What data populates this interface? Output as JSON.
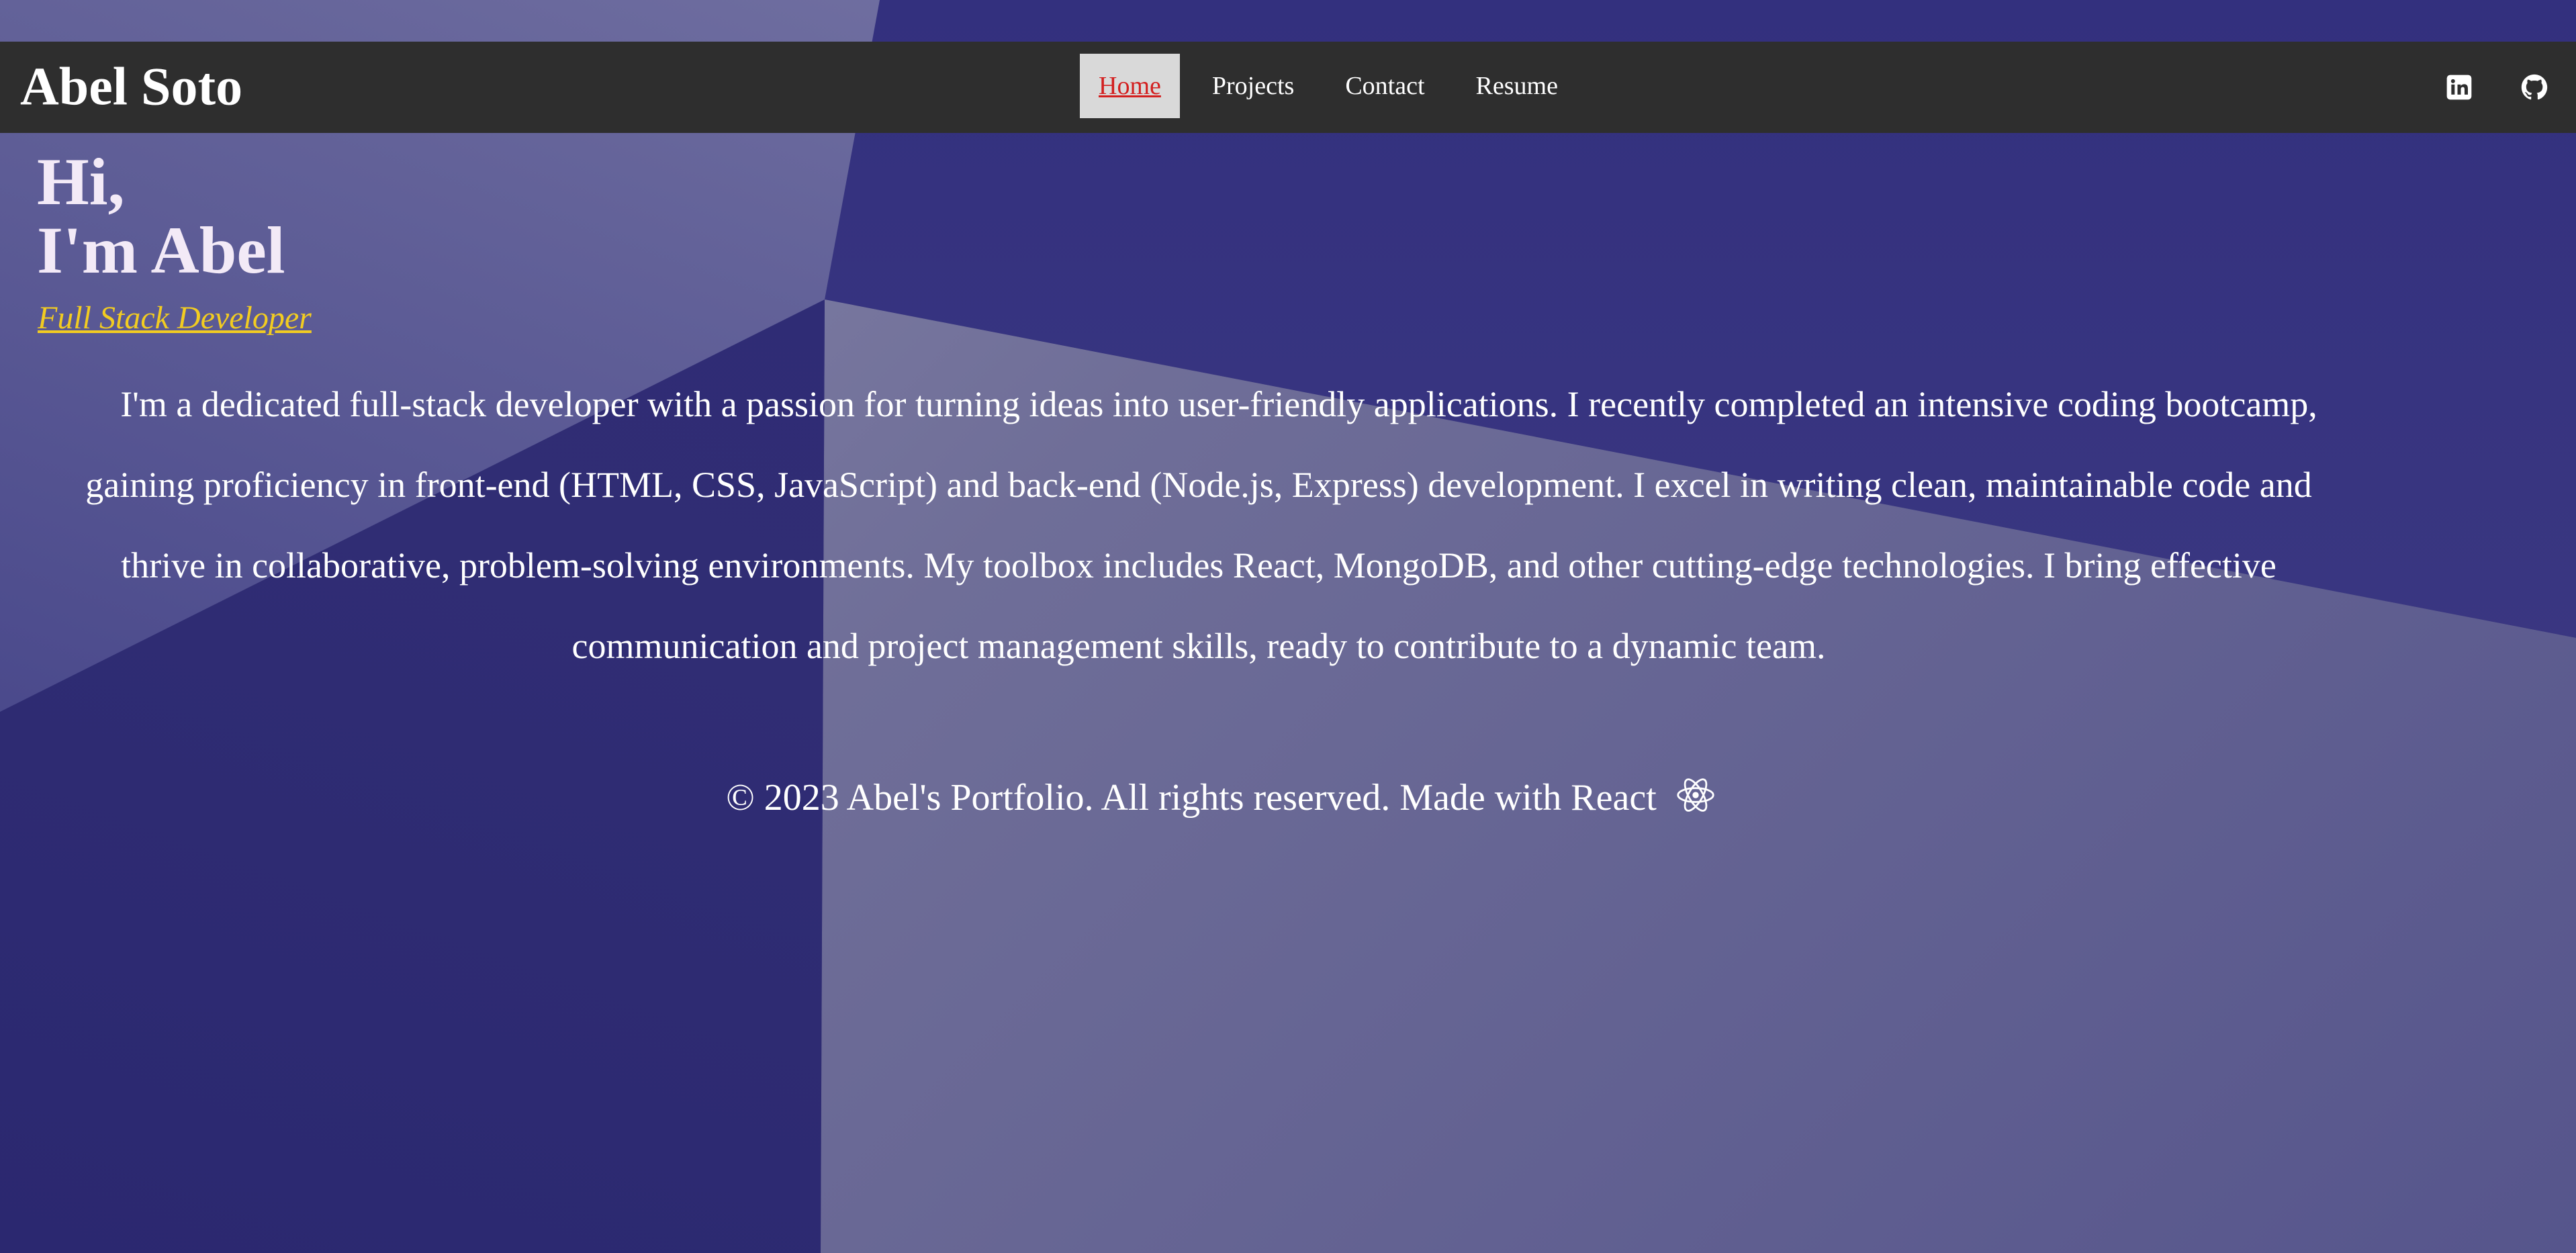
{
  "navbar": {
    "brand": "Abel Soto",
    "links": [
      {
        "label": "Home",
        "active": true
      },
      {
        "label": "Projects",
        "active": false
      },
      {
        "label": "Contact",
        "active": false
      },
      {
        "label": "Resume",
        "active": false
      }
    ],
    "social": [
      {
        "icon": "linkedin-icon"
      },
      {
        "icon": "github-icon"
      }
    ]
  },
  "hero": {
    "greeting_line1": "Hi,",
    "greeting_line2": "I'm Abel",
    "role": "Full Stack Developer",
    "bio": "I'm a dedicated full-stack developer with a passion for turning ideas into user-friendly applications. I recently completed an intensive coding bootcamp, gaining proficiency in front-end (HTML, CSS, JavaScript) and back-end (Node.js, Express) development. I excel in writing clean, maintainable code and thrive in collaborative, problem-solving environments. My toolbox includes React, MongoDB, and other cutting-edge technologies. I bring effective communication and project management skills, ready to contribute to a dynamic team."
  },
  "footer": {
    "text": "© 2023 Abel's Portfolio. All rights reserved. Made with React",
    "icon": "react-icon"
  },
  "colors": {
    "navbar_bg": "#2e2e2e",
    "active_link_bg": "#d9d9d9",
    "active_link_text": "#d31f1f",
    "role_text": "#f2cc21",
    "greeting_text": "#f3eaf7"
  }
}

▸ Written exercise: Copy the material above in full and exactly, skipping pictures.

▸ The answer:
What data populates this interface? Output as JSON.
{
  "navbar": {
    "brand": "Abel Soto",
    "links": [
      {
        "label": "Home",
        "active": true
      },
      {
        "label": "Projects",
        "active": false
      },
      {
        "label": "Contact",
        "active": false
      },
      {
        "label": "Resume",
        "active": false
      }
    ],
    "social": [
      {
        "icon": "linkedin-icon"
      },
      {
        "icon": "github-icon"
      }
    ]
  },
  "hero": {
    "greeting_line1": "Hi,",
    "greeting_line2": "I'm Abel",
    "role": "Full Stack Developer",
    "bio": "I'm a dedicated full-stack developer with a passion for turning ideas into user-friendly applications. I recently completed an intensive coding bootcamp, gaining proficiency in front-end (HTML, CSS, JavaScript) and back-end (Node.js, Express) development. I excel in writing clean, maintainable code and thrive in collaborative, problem-solving environments. My toolbox includes React, MongoDB, and other cutting-edge technologies. I bring effective communication and project management skills, ready to contribute to a dynamic team."
  },
  "footer": {
    "text": "© 2023 Abel's Portfolio. All rights reserved. Made with React",
    "icon": "react-icon"
  },
  "colors": {
    "navbar_bg": "#2e2e2e",
    "active_link_bg": "#d9d9d9",
    "active_link_text": "#d31f1f",
    "role_text": "#f2cc21",
    "greeting_text": "#f3eaf7"
  }
}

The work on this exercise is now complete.